Goal: Transcribe the whole listing below without changing a word, but leave out every image.

==== Data to use ====

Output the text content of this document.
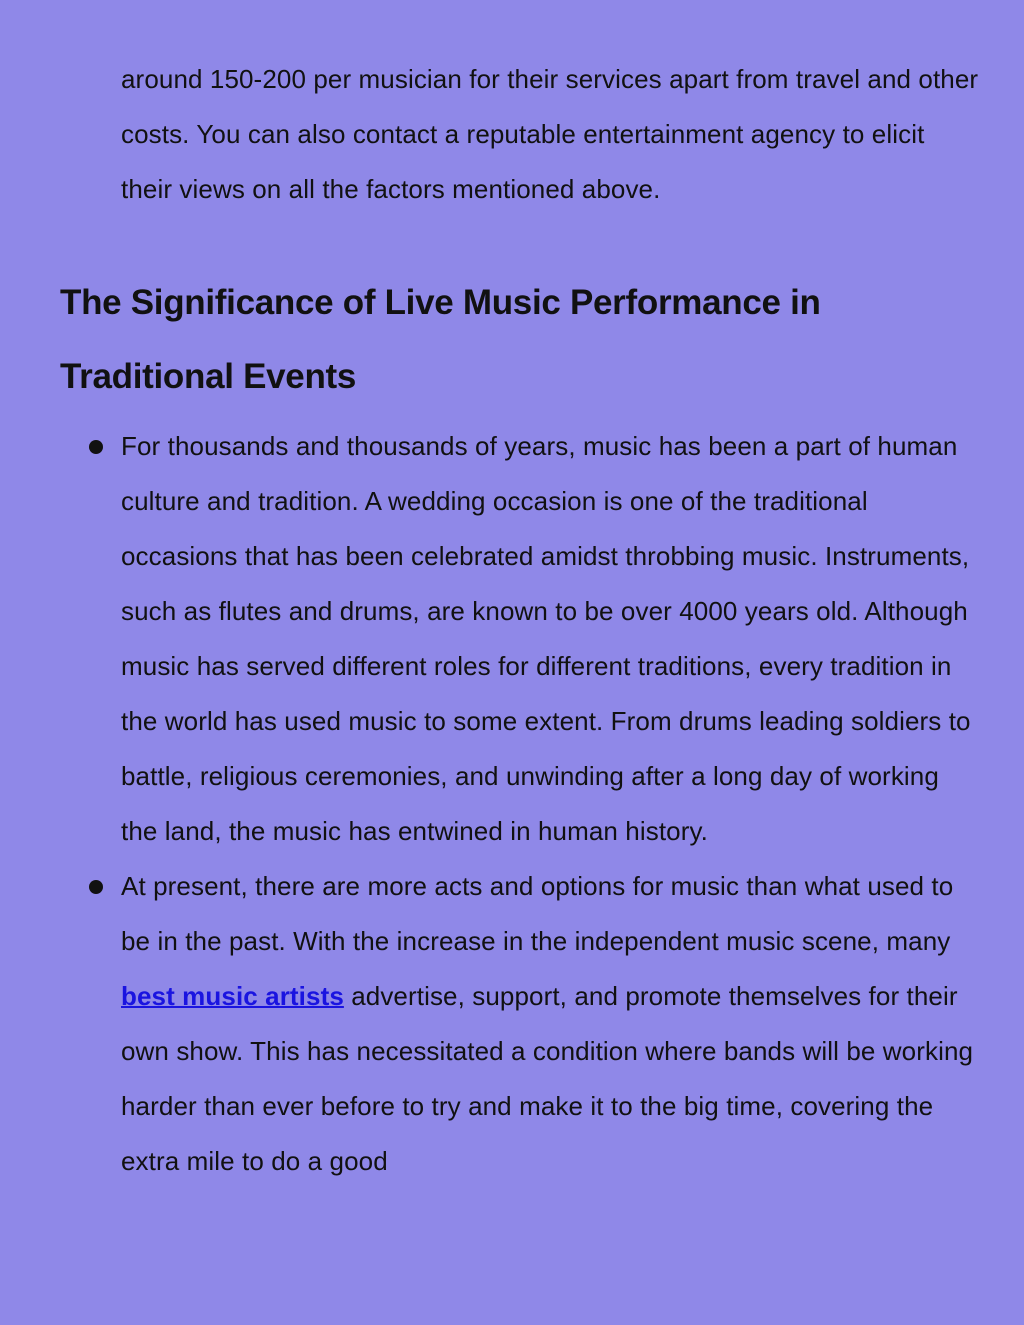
around 150-200 per musician for their services apart from travel and other costs. You can also contact a reputable entertainment agency to elicit their views on all the factors mentioned above.

The Significance of Live Music Performance in
Traditional Events
For thousands and thousands of years, music has been a part of human culture and tradition. A wedding occasion is one of the traditional occasions that has been celebrated amidst throbbing music. Instruments, such as flutes and drums, are known to be over 4000 years old. Although music has served different roles for different traditions, every tradition in the world has used music to some extent. From drums leading soldiers to battle, religious ceremonies, and unwinding after a long day of working the land, the music has entwined in human history.
At present, there are more acts and options for music than what used to be in the past. With the increase in the independent music scene, many best music artists advertise, support, and promote themselves for their own show. This has necessitated a condition where bands will be working harder than ever before to try and make it to the big time, covering the extra mile to do a good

====

Final result:
Output the text content of this document.
around 150-200 per musician for their services apart from travel and other costs. You can also contact a reputable entertainment agency to elicit their views on all the factors mentioned above.

The Significance of Live Music Performance in
Traditional Events
For thousands and thousands of years, music has been a part of human culture and tradition. A wedding occasion is one of the traditional occasions that has been celebrated amidst throbbing music. Instruments, such as flutes and drums, are known to be over 4000 years old. Although music has served different roles for different traditions, every tradition in the world has used music to some extent. From drums leading soldiers to battle, religious ceremonies, and unwinding after a long day of working the land, the music has entwined in human history.
At present, there are more acts and options for music than what used to be in the past. With the increase in the independent music scene, many best music artists advertise, support, and promote themselves for their own show. This has necessitated a condition where bands will be working harder than ever before to try and make it to the big time, covering the extra mile to do a good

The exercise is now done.